## Task description:
Give back the full listing, character for character, with no pictures.

## Input data:
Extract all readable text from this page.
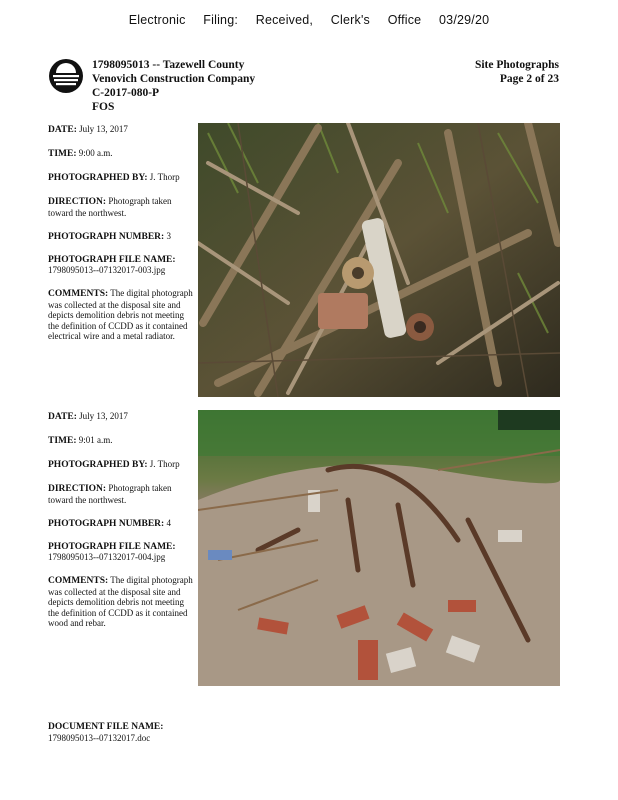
Electronic Filing: Received, Clerk's Office 03/29/20
1798095013 -- Tazewell County
Venovich Construction Company
C-2017-080-P
FOS
Site Photographs
Page 2 of 23
DATE: July 13, 2017
TIME: 9:00 a.m.
PHOTOGRAPHED BY: J. Thorp
DIRECTION: Photograph taken toward the northwest.
PHOTOGRAPH NUMBER: 3
PHOTOGRAPH FILE NAME:
1798095013--07132017-003.jpg
COMMENTS: The digital photograph was collected at the disposal site and depicts demolition debris not meeting the definition of CCDD as it contained electrical wire and a metal radiator.
DATE: July 13, 2017
TIME: 9:01 a.m.
PHOTOGRAPHED BY: J. Thorp
DIRECTION: Photograph taken toward the northwest.
PHOTOGRAPH NUMBER: 4
PHOTOGRAPH FILE NAME:
1798095013--07132017-004.jpg
COMMENTS: The digital photograph was collected at the disposal site and depicts demolition debris not meeting the definition of CCDD as it contained wood and rebar.
DOCUMENT FILE NAME:
1798095013--07132017.doc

## The solution:
Extract all readable text from this page.
Electronic Filing: Received, Clerk's Office 03/29/20
1798095013 -- Tazewell County
Venovich Construction Company
C-2017-080-P
FOS
Site Photographs
Page 2 of 23
DATE: July 13, 2017
TIME: 9:00 a.m.
PHOTOGRAPHED BY: J. Thorp
DIRECTION: Photograph taken toward the northwest.
PHOTOGRAPH NUMBER: 3
PHOTOGRAPH FILE NAME:
1798095013--07132017-003.jpg
COMMENTS: The digital photograph was collected at the disposal site and depicts demolition debris not meeting the definition of CCDD as it contained electrical wire and a metal radiator.
DATE: July 13, 2017
TIME: 9:01 a.m.
PHOTOGRAPHED BY: J. Thorp
DIRECTION: Photograph taken toward the northwest.
PHOTOGRAPH NUMBER: 4
PHOTOGRAPH FILE NAME:
1798095013--07132017-004.jpg
COMMENTS: The digital photograph was collected at the disposal site and depicts demolition debris not meeting the definition of CCDD as it contained wood and rebar.
DOCUMENT FILE NAME:
1798095013--07132017.doc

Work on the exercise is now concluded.